# Quiz: Inner power animal



## SoWrongItsRight (May 9, 2012)

My Results:

Your inner animal spirit is a Jaguar

Intelligent, Cunning, and Wise. You are the jaguar. You have strong beliefs, but are empathetic. You're unique, clever and dark.

Take it!
http://www.quiztron.com/tests/your_inner_power_ani_quiz_14798.htm


----------



## jchildr (Nov 30, 2004)

http://www.quiztron.com/tests/your_inner_power_ani_quiz_14798.htmWow my result could not be any further from the truth lol
My Results:​


Your inner animal spirit is a Peacock

Proud, elegant and Flamboyant, you have to be the center of attention.


----------



## Octal (Aug 2, 2011)

'Your inner animal spirit is a Snake


You're mysterious, and a bit secretive. You have a quick wit, and keen literate skills. Your unusual approach to life often makes you feel like your on the outside looking in.'


----------



## Dissonance (Dec 27, 2011)

Whats Your inner Power animal?
*
My Results:

*


*
Your inner animal spirit is a Snake
*
You're mysterious, and abit secretive. You have a quick wit, and keen literate skills. Your unusual approach to life often makes you feel like your on the outside looking in.


----------



## Monotony (Mar 11, 2012)

^That's funny(The peacock one)

I got Jaguar.


----------



## mezzoforte (May 16, 2010)

Your inner animal spirit is a *Cat*

You're elegant, understanding, and intuitive. Often deep in though,you're an empathetic person with a big heart. At times, you can be rather lazy.

.....

## TASK LIST:
1. Return the part of the inner power animal quiz thread from "## jchildr (Nov" up to and including "center of attention.".
2. Say whether each statement agrees with the inner power animal quiz thread, answering yes or no and quoting the deciding words: (a) Monotony got Jaguar as a result. (b) The Peacock result describes someone who prefers to avoid attention. (c) The Cat result says the person can sometimes be rather lazy.

.....

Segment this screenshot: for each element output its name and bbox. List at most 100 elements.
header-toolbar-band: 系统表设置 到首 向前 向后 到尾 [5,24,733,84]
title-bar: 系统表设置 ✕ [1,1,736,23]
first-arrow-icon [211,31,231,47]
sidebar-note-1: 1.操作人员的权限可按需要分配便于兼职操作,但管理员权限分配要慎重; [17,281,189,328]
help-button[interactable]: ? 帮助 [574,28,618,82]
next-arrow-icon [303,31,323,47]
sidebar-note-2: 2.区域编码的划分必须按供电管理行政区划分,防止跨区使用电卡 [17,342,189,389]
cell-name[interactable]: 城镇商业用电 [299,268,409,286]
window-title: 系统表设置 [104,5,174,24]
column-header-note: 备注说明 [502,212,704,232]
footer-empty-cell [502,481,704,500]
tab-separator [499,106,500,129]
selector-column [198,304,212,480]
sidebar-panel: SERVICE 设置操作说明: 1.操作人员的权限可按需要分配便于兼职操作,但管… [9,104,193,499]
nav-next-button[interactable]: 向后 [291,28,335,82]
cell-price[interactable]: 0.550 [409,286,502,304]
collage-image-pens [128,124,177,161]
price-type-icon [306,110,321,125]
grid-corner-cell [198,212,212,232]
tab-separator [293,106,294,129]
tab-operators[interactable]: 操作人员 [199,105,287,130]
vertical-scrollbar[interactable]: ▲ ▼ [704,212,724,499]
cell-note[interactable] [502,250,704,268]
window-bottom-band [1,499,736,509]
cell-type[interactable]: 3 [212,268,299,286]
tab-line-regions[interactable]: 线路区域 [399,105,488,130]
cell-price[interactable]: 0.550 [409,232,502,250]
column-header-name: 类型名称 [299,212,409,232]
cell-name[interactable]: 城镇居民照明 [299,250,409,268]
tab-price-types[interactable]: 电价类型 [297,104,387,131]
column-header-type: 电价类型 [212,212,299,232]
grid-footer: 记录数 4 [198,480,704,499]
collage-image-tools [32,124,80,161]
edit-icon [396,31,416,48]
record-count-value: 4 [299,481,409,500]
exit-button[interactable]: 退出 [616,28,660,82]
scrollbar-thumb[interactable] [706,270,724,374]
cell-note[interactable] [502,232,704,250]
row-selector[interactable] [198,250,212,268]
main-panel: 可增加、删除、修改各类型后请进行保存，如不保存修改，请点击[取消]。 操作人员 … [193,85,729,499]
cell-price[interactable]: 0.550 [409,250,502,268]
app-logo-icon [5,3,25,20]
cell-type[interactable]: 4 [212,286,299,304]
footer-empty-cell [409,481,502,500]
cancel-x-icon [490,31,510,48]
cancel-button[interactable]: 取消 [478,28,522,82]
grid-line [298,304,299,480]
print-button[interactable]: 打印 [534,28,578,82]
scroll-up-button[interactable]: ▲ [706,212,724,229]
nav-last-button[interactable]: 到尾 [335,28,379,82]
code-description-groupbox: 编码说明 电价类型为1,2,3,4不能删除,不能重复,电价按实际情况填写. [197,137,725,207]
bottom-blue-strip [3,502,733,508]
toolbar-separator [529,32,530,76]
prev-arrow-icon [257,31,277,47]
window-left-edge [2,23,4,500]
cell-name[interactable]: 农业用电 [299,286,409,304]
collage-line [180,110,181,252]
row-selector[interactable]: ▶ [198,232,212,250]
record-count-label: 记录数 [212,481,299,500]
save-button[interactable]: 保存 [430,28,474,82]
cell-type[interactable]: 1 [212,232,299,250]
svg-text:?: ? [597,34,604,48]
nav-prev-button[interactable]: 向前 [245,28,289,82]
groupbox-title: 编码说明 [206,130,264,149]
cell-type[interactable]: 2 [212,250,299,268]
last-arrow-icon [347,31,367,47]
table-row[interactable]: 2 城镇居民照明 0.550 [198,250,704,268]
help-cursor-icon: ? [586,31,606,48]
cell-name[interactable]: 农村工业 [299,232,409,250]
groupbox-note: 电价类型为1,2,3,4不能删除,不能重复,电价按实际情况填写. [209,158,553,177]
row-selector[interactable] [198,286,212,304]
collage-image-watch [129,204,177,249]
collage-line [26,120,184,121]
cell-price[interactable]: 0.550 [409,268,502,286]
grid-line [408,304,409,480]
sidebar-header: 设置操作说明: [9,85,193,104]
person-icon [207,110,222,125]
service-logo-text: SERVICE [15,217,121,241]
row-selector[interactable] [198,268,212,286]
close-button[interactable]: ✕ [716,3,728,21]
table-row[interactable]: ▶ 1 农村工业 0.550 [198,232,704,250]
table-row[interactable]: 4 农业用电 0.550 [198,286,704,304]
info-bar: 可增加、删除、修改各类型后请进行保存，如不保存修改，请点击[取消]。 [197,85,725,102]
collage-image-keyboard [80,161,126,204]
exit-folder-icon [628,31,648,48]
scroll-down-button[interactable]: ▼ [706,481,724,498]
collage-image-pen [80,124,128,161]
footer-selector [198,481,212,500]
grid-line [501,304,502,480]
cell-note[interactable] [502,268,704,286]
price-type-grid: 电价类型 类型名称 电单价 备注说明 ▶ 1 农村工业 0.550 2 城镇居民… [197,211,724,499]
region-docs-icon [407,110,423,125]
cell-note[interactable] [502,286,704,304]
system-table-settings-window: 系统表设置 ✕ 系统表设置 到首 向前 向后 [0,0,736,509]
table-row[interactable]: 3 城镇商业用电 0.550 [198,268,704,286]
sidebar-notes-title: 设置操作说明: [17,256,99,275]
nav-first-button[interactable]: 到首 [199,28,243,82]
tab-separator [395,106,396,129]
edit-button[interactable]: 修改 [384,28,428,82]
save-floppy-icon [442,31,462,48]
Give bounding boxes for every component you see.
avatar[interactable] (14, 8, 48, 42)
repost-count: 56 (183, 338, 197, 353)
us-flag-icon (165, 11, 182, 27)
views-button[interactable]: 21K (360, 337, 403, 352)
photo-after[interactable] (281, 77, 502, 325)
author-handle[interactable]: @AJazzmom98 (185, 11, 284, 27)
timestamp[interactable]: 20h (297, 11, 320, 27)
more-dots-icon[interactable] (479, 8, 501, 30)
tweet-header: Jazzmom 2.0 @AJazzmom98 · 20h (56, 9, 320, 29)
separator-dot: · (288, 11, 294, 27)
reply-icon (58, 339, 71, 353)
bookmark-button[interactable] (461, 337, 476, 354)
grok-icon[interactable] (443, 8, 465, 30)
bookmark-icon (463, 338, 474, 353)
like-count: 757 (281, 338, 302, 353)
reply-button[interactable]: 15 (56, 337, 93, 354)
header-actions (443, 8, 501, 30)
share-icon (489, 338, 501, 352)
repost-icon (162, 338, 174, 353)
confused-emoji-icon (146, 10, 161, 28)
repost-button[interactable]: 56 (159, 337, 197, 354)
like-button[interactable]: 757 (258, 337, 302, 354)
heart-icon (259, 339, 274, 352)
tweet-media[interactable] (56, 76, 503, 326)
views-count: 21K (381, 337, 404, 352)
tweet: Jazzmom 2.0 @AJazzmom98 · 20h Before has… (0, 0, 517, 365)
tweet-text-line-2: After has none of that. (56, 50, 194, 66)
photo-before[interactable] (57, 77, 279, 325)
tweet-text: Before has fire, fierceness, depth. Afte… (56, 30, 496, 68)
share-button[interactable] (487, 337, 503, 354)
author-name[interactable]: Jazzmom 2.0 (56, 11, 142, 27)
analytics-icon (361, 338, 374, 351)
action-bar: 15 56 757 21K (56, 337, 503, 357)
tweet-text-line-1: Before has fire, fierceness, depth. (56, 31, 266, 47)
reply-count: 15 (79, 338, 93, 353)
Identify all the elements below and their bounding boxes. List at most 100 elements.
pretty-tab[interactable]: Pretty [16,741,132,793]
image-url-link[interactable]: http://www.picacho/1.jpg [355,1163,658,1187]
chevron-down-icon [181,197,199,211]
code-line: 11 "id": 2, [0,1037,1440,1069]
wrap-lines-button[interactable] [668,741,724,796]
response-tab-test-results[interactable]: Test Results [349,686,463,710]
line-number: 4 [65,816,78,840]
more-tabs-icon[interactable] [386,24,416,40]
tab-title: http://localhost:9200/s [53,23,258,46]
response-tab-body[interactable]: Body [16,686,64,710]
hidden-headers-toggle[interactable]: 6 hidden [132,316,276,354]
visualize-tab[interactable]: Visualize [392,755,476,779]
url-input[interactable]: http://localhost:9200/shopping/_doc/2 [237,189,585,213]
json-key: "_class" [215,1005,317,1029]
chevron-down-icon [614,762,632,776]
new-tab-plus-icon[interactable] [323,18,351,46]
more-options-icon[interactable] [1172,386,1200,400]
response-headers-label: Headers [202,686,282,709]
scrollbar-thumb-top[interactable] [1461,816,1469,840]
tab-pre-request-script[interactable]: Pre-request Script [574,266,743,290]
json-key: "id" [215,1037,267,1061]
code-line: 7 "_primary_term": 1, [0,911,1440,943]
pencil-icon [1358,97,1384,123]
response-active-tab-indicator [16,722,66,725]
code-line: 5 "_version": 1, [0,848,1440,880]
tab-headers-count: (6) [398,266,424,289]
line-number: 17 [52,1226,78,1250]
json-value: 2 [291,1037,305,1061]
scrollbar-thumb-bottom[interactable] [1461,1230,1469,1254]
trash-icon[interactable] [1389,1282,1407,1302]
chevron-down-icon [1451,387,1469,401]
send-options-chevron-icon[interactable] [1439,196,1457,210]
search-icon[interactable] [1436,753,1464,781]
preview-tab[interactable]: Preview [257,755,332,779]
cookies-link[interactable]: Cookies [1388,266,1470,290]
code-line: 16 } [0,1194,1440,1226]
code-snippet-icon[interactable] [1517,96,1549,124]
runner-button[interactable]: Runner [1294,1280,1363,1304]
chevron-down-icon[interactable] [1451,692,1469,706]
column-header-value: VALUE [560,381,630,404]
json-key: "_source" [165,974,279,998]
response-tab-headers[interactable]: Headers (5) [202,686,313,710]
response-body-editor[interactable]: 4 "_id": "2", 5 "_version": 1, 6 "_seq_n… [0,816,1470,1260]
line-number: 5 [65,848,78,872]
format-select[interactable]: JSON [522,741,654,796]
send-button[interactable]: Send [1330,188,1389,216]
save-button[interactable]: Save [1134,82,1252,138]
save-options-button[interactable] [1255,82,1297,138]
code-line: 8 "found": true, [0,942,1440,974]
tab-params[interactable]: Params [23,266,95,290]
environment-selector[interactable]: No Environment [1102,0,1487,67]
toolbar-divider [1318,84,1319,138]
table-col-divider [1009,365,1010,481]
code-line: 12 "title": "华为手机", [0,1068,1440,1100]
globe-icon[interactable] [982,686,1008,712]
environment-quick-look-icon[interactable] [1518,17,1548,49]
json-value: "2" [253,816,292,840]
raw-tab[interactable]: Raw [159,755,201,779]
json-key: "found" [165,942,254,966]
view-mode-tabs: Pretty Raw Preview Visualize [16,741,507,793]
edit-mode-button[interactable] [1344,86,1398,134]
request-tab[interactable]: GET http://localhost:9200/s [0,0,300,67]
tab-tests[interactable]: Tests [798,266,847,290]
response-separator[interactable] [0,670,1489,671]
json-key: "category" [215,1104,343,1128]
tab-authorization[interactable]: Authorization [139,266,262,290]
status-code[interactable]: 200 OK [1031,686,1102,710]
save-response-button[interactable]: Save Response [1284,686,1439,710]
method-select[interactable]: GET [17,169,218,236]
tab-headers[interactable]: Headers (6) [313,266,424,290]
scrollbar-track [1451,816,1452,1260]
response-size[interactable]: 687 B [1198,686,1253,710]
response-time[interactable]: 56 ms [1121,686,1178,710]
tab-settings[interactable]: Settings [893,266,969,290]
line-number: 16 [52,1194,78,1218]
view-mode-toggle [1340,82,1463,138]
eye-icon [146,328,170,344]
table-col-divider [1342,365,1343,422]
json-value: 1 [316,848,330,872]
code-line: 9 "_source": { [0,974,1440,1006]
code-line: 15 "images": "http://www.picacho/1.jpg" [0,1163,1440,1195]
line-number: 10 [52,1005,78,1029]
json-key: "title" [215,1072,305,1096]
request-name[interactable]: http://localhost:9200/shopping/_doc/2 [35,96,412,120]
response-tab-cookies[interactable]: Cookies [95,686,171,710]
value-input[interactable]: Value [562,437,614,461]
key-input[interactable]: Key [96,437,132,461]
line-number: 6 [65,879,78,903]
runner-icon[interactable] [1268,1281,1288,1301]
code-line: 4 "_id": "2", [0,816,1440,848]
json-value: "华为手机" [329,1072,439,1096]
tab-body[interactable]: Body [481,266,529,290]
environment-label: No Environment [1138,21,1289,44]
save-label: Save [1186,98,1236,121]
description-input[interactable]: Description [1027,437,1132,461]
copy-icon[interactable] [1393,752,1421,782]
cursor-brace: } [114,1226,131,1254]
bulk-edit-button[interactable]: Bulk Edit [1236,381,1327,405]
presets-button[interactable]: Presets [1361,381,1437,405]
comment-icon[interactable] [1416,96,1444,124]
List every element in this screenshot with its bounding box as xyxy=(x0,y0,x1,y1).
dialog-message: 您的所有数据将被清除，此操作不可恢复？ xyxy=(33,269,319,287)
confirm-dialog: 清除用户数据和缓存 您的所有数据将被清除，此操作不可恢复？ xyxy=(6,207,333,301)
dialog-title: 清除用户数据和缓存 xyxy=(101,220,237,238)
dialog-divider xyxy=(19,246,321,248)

.....

## ANSWERS TO THE TASKS:
1.
## jchildr (Nov 30, 2004)

http://www.quiztron.com/tests/your_inner_power_ani_quiz_14798.htmWow my result could not be any further from the truth lol
My Results:​


Your inner animal spirit is a Peacock

Proud, elegant and Flamboyant, you have to be the center of attention.

2.
(a) Yes: "I got Jaguar."
(b) No: "you have to be the center of attention."
(c) Yes: "At times, you can be rather lazy."